**Dataset records**
Begin

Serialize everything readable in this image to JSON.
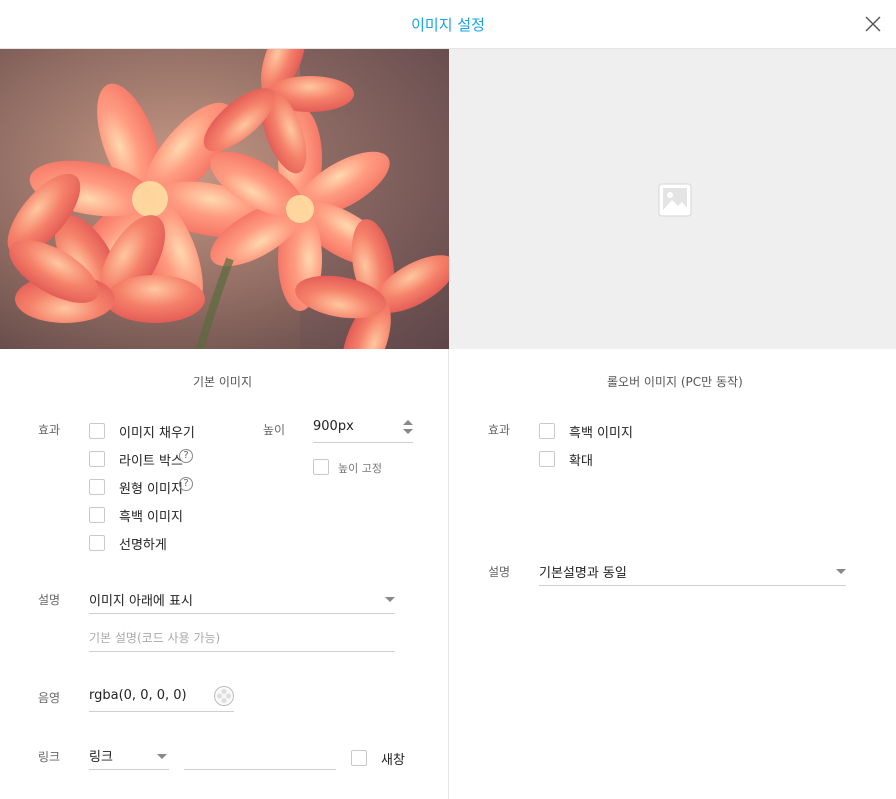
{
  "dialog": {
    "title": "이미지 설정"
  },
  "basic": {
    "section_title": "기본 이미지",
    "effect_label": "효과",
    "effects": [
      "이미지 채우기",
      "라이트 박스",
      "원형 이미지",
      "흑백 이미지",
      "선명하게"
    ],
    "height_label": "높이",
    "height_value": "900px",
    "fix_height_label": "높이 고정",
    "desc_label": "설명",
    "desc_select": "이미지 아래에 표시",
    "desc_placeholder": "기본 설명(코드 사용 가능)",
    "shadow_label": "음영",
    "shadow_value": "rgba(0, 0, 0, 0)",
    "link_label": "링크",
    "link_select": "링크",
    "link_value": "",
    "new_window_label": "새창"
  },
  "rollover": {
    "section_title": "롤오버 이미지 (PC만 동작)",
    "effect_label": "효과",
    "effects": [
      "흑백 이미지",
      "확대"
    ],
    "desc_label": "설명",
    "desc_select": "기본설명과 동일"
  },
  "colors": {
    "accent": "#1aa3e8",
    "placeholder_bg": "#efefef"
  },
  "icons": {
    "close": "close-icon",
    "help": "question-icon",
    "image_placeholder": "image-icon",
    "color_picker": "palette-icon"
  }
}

End

**Task goal**
All the lines above are to be given again exactly as they read, with the pictures removed.

**Response**
Serialize everything readable in this image to JSON.
{
  "dialog": {
    "title": "이미지 설정"
  },
  "basic": {
    "section_title": "기본 이미지",
    "effect_label": "효과",
    "effects": [
      "이미지 채우기",
      "라이트 박스",
      "원형 이미지",
      "흑백 이미지",
      "선명하게"
    ],
    "height_label": "높이",
    "height_value": "900px",
    "fix_height_label": "높이 고정",
    "desc_label": "설명",
    "desc_select": "이미지 아래에 표시",
    "desc_placeholder": "기본 설명(코드 사용 가능)",
    "shadow_label": "음영",
    "shadow_value": "rgba(0, 0, 0, 0)",
    "link_label": "링크",
    "link_select": "링크",
    "link_value": "",
    "new_window_label": "새창"
  },
  "rollover": {
    "section_title": "롤오버 이미지 (PC만 동작)",
    "effect_label": "효과",
    "effects": [
      "흑백 이미지",
      "확대"
    ],
    "desc_label": "설명",
    "desc_select": "기본설명과 동일"
  },
  "colors": {
    "accent": "#1aa3e8",
    "placeholder_bg": "#efefef"
  },
  "icons": {
    "close": "close-icon",
    "help": "question-icon",
    "image_placeholder": "image-icon",
    "color_picker": "palette-icon"
  }
}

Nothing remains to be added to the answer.